_Exercise objective_: Write the material out again exactly as it stands.

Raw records

·····

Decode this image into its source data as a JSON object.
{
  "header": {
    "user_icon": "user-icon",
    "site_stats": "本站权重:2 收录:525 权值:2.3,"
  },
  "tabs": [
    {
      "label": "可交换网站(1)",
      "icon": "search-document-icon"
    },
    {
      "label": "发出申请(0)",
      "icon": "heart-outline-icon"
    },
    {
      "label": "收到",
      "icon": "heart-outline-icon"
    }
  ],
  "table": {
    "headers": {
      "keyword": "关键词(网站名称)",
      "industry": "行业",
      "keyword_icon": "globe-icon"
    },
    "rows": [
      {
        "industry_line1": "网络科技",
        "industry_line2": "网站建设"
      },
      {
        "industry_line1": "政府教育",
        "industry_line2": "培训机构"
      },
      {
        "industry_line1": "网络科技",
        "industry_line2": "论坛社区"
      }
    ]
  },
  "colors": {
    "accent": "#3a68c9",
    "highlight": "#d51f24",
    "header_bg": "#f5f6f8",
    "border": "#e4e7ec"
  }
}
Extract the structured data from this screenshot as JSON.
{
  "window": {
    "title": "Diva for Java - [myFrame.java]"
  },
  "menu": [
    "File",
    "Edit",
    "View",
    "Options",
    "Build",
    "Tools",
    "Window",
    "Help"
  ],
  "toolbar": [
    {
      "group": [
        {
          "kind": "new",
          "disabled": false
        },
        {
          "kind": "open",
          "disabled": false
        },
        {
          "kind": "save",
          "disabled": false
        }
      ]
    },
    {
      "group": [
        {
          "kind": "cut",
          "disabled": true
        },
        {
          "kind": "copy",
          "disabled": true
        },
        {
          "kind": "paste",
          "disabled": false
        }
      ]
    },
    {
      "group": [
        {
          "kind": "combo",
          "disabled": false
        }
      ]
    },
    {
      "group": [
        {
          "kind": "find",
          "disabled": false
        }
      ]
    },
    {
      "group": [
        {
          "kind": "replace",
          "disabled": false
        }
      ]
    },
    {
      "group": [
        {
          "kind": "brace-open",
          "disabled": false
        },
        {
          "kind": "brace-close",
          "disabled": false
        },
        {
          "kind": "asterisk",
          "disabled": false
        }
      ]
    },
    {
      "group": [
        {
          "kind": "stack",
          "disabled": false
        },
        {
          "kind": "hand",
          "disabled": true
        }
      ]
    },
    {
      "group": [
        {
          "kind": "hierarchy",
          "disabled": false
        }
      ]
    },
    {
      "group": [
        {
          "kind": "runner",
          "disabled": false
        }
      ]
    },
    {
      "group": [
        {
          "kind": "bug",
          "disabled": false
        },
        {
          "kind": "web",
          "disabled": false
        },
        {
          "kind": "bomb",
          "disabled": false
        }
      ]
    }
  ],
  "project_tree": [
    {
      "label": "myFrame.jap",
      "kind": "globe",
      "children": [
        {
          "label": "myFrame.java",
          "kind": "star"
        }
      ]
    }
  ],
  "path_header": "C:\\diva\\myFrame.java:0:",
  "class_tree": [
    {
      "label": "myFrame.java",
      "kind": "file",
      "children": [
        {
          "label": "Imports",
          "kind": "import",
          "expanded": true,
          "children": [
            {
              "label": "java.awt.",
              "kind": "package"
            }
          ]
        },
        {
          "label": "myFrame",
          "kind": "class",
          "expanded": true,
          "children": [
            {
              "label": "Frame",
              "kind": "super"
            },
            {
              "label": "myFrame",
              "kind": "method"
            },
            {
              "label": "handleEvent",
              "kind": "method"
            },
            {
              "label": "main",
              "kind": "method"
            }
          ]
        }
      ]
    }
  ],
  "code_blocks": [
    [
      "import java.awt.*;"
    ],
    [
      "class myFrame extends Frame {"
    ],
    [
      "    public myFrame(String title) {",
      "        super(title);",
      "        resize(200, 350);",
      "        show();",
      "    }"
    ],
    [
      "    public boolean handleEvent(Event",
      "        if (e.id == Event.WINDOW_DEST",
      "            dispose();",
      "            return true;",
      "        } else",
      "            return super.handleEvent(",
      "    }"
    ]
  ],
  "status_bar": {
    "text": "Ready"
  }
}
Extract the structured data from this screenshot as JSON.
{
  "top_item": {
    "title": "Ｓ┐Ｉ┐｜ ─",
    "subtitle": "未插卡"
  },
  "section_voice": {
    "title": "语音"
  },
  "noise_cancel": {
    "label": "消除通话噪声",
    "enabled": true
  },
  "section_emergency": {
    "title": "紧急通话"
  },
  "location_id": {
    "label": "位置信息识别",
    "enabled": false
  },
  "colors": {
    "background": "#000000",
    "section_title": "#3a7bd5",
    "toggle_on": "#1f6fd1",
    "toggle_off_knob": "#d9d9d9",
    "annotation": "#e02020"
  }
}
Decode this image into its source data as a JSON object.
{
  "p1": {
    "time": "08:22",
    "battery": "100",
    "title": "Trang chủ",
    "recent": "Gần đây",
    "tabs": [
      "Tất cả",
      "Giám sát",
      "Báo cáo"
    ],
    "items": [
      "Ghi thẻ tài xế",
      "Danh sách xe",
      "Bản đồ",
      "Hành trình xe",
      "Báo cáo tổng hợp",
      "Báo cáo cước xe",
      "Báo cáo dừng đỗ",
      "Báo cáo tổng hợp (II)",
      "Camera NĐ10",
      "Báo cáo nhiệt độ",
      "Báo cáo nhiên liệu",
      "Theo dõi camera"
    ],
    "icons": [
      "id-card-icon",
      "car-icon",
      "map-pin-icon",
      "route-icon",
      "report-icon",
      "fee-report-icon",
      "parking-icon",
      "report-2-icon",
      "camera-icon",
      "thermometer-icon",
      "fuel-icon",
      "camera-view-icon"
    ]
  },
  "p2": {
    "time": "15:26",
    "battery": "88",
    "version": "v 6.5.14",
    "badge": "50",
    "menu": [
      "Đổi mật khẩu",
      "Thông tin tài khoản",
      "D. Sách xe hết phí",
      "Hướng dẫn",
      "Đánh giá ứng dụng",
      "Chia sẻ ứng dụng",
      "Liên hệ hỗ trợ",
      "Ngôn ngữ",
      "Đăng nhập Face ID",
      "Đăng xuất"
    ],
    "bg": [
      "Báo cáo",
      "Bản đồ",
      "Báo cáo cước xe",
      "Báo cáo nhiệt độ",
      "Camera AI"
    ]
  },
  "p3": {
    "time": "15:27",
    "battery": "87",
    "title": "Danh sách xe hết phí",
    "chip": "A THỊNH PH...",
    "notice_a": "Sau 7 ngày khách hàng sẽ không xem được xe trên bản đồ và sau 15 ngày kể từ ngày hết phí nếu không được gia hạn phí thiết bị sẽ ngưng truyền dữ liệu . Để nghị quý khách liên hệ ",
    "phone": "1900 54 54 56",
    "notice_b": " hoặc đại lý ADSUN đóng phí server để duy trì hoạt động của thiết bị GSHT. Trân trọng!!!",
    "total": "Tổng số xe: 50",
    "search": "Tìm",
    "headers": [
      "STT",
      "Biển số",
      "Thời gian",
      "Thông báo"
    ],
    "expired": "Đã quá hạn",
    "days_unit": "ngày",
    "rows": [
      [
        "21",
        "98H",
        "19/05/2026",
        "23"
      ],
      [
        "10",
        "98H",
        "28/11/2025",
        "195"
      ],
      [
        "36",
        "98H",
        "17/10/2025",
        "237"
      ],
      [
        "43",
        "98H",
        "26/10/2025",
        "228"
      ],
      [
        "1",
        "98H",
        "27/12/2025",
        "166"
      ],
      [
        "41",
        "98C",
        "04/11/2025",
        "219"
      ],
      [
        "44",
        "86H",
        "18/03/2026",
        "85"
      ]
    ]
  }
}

·····

_Correct output_:
Decode this image into its source data as a JSON object.
{
  "header": {
    "user_icon": "user-icon",
    "site_stats": "本站权重:2 收录:525 权值:2.3,"
  },
  "tabs": [
    {
      "label": "可交换网站(1)",
      "icon": "search-document-icon"
    },
    {
      "label": "发出申请(0)",
      "icon": "heart-outline-icon"
    },
    {
      "label": "收到",
      "icon": "heart-outline-icon"
    }
  ],
  "table": {
    "headers": {
      "keyword": "关键词(网站名称)",
      "industry": "行业",
      "keyword_icon": "globe-icon"
    },
    "rows": [
      {
        "industry_line1": "网络科技",
        "industry_line2": "网站建设"
      },
      {
        "industry_line1": "政府教育",
        "industry_line2": "培训机构"
      },
      {
        "industry_line1": "网络科技",
        "industry_line2": "论坛社区"
      }
    ]
  },
  "colors": {
    "accent": "#3a68c9",
    "highlight": "#d51f24",
    "header_bg": "#f5f6f8",
    "border": "#e4e7ec"
  }
}
Extract the structured data from this screenshot as JSON.
{
  "window": {
    "title": "Diva for Java - [myFrame.java]"
  },
  "menu": [
    "File",
    "Edit",
    "View",
    "Options",
    "Build",
    "Tools",
    "Window",
    "Help"
  ],
  "toolbar": [
    {
      "group": [
        {
          "kind": "new",
          "disabled": false
        },
        {
          "kind": "open",
          "disabled": false
        },
        {
          "kind": "save",
          "disabled": false
        }
      ]
    },
    {
      "group": [
        {
          "kind": "cut",
          "disabled": true
        },
        {
          "kind": "copy",
          "disabled": true
        },
        {
          "kind": "paste",
          "disabled": false
        }
      ]
    },
    {
      "group": [
        {
          "kind": "combo",
          "disabled": false
        }
      ]
    },
    {
      "group": [
        {
          "kind": "find",
          "disabled": false
        }
      ]
    },
    {
      "group": [
        {
          "kind": "replace",
          "disabled": false
        }
      ]
    },
    {
      "group": [
        {
          "kind": "brace-open",
          "disabled": false
        },
        {
          "kind": "brace-close",
          "disabled": false
        },
        {
          "kind": "asterisk",
          "disabled": false
        }
      ]
    },
    {
      "group": [
        {
          "kind": "stack",
          "disabled": false
        },
        {
          "kind": "hand",
          "disabled": true
        }
      ]
    },
    {
      "group": [
        {
          "kind": "hierarchy",
          "disabled": false
        }
      ]
    },
    {
      "group": [
        {
          "kind": "runner",
          "disabled": false
        }
      ]
    },
    {
      "group": [
        {
          "kind": "bug",
          "disabled": false
        },
        {
          "kind": "web",
          "disabled": false
        },
        {
          "kind": "bomb",
          "disabled": false
        }
      ]
    }
  ],
  "project_tree": [
    {
      "label": "myFrame.jap",
      "kind": "globe",
      "children": [
        {
          "label": "myFrame.java",
          "kind": "star"
        }
      ]
    }
  ],
  "path_header": "C:\\diva\\myFrame.java:0:",
  "class_tree": [
    {
      "label": "myFrame.java",
      "kind": "file",
      "children": [
        {
          "label": "Imports",
          "kind": "import",
          "expanded": true,
          "children": [
            {
              "label": "java.awt.",
              "kind": "package"
            }
          ]
        },
        {
          "label": "myFrame",
          "kind": "class",
          "expanded": true,
          "children": [
            {
              "label": "Frame",
              "kind": "super"
            },
            {
              "label": "myFrame",
              "kind": "method"
            },
            {
              "label": "handleEvent",
              "kind": "method"
            },
            {
              "label": "main",
              "kind": "method"
            }
          ]
        }
      ]
    }
  ],
  "code_blocks": [
    [
      "import java.awt.*;"
    ],
    [
      "class myFrame extends Frame {"
    ],
    [
      "    public myFrame(String title) {",
      "        super(title);",
      "        resize(200, 350);",
      "        show();",
      "    }"
    ],
    [
      "    public boolean handleEvent(Event",
      "        if (e.id == Event.WINDOW_DEST",
      "            dispose();",
      "            return true;",
      "        } else",
      "            return super.handleEvent(",
      "    }"
    ]
  ],
  "status_bar": {
    "text": "Ready"
  }
}
Extract the structured data from this screenshot as JSON.
{
  "top_item": {
    "title": "Ｓ┐Ｉ┐｜ ─",
    "subtitle": "未插卡"
  },
  "section_voice": {
    "title": "语音"
  },
  "noise_cancel": {
    "label": "消除通话噪声",
    "enabled": true
  },
  "section_emergency": {
    "title": "紧急通话"
  },
  "location_id": {
    "label": "位置信息识别",
    "enabled": false
  },
  "colors": {
    "background": "#000000",
    "section_title": "#3a7bd5",
    "toggle_on": "#1f6fd1",
    "toggle_off_knob": "#d9d9d9",
    "annotation": "#e02020"
  }
}
Decode this image into its source data as a JSON object.
{
  "p1": {
    "time": "08:22",
    "battery": "100",
    "title": "Trang chủ",
    "recent": "Gần đây",
    "tabs": [
      "Tất cả",
      "Giám sát",
      "Báo cáo"
    ],
    "items": [
      "Ghi thẻ tài xế",
      "Danh sách xe",
      "Bản đồ",
      "Hành trình xe",
      "Báo cáo tổng hợp",
      "Báo cáo cước xe",
      "Báo cáo dừng đỗ",
      "Báo cáo tổng hợp (II)",
      "Camera NĐ10",
      "Báo cáo nhiệt độ",
      "Báo cáo nhiên liệu",
      "Theo dõi camera"
    ],
    "icons": [
      "id-card-icon",
      "car-icon",
      "map-pin-icon",
      "route-icon",
      "report-icon",
      "fee-report-icon",
      "parking-icon",
      "report-2-icon",
      "camera-icon",
      "thermometer-icon",
      "fuel-icon",
      "camera-view-icon"
    ]
  },
  "p2": {
    "time": "15:26",
    "battery": "88",
    "version": "v 6.5.14",
    "badge": "50",
    "menu": [
      "Đổi mật khẩu",
      "Thông tin tài khoản",
      "D. Sách xe hết phí",
      "Hướng dẫn",
      "Đánh giá ứng dụng",
      "Chia sẻ ứng dụng",
      "Liên hệ hỗ trợ",
      "Ngôn ngữ",
      "Đăng nhập Face ID",
      "Đăng xuất"
    ],
    "bg": [
      "Báo cáo",
      "Bản đồ",
      "Báo cáo cước xe",
      "Báo cáo nhiệt độ",
      "Camera AI"
    ]
  },
  "p3": {
    "time": "15:27",
    "battery": "87",
    "title": "Danh sách xe hết phí",
    "chip": "A THỊNH PH...",
    "notice_a": "Sau 7 ngày khách hàng sẽ không xem được xe trên bản đồ và sau 15 ngày kể từ ngày hết phí nếu không được gia hạn phí thiết bị sẽ ngưng truyền dữ liệu . Để nghị quý khách liên hệ ",
    "phone": "1900 54 54 56",
    "notice_b": " hoặc đại lý ADSUN đóng phí server để duy trì hoạt động của thiết bị GSHT. Trân trọng!!!",
    "total": "Tổng số xe: 50",
    "search": "Tìm",
    "headers": [
      "STT",
      "Biển số",
      "Thời gian",
      "Thông báo"
    ],
    "expired": "Đã quá hạn",
    "days_unit": "ngày",
    "rows": [
      [
        "21",
        "98H",
        "19/05/2026",
        "23"
      ],
      [
        "10",
        "98H",
        "28/11/2025",
        "195"
      ],
      [
        "36",
        "98H",
        "17/10/2025",
        "237"
      ],
      [
        "43",
        "98H",
        "26/10/2025",
        "228"
      ],
      [
        "1",
        "98H",
        "27/12/2025",
        "166"
      ],
      [
        "41",
        "98C",
        "04/11/2025",
        "219"
      ],
      [
        "44",
        "86H",
        "18/03/2026",
        "85"
      ]
    ]
  }
}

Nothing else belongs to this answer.